__TASK TO CARRY OUT__: For the data that follows, report how many lines contain the word "SPOT", and nothing else.
============
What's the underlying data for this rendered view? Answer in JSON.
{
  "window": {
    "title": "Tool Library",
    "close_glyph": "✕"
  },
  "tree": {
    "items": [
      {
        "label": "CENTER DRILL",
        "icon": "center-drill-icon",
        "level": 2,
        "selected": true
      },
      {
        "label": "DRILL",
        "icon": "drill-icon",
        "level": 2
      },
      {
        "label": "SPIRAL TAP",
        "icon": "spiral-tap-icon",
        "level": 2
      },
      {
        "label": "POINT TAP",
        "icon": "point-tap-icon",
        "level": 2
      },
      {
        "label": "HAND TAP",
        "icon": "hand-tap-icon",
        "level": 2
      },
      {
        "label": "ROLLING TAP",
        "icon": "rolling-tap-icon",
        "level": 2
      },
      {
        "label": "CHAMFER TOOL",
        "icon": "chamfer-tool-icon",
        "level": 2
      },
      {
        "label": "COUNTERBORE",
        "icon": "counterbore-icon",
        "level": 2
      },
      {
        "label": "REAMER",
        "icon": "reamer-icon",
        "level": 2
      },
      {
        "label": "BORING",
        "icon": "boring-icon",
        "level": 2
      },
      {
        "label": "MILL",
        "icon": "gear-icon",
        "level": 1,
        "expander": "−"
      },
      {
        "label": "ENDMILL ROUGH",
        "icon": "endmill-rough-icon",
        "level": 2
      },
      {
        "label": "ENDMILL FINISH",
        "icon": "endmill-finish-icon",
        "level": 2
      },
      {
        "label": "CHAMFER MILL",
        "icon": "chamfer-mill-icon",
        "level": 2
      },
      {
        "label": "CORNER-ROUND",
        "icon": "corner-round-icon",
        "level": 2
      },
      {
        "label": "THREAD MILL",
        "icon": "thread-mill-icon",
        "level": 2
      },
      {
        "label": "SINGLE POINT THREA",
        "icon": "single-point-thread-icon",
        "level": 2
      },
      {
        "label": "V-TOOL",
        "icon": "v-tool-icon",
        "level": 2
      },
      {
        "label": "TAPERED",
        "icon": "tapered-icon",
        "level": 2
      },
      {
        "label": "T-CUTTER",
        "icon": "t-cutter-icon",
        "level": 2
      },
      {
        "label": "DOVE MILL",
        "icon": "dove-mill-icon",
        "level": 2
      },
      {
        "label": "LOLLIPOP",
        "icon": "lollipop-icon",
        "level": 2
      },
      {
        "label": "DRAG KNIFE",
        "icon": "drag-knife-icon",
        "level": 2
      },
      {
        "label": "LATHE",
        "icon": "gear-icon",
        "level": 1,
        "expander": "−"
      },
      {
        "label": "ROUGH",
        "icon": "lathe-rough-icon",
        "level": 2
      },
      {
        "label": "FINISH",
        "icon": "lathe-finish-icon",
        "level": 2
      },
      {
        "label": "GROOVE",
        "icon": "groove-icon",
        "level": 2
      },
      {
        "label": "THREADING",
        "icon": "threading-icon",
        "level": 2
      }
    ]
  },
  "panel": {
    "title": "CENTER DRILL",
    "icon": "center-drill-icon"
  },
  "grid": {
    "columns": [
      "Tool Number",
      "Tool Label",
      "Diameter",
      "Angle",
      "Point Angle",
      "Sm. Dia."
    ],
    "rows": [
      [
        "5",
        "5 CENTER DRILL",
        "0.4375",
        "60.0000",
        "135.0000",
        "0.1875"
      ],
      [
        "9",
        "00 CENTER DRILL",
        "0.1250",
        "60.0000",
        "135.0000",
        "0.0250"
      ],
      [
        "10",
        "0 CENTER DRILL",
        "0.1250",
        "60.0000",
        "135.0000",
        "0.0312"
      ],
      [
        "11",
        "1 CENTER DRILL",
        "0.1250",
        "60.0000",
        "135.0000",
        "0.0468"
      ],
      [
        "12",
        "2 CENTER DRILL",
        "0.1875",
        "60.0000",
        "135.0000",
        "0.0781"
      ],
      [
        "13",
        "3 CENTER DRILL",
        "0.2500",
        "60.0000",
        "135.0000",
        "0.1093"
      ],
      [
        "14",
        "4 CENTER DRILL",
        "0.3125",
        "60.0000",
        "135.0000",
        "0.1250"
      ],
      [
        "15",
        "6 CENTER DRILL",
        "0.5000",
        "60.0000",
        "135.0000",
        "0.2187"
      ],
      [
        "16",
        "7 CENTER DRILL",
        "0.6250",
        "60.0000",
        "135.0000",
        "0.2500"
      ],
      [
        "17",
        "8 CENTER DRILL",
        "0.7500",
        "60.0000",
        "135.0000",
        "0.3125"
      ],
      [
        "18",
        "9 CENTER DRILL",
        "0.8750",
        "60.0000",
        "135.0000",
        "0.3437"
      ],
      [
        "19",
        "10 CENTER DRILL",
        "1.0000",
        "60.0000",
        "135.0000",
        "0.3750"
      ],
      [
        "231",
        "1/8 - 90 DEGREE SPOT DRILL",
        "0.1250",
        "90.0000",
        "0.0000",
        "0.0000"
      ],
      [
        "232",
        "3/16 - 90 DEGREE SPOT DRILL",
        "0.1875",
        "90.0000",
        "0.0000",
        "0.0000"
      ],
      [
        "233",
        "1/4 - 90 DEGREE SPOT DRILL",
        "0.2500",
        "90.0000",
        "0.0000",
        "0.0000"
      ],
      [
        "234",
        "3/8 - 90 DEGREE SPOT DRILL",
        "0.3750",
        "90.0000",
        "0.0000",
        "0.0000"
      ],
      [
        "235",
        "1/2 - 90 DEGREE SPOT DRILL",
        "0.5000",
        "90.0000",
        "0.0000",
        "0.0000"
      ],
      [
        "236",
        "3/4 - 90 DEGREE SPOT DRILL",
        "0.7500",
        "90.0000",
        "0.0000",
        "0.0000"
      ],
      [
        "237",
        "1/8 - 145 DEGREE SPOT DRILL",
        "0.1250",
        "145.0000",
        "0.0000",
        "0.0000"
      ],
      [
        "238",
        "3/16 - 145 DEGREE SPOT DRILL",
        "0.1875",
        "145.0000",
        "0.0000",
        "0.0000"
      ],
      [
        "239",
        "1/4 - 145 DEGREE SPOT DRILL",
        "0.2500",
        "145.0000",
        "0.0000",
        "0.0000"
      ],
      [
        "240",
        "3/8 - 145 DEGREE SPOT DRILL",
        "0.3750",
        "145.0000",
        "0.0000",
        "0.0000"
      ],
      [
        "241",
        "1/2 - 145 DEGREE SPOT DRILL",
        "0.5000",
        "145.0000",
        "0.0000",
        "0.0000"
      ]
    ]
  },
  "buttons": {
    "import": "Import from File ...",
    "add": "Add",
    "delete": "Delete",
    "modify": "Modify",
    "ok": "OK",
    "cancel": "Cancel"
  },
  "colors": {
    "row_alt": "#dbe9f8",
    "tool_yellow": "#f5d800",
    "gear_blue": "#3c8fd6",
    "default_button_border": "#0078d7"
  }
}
============
__REPLY TO THE TASK__: 11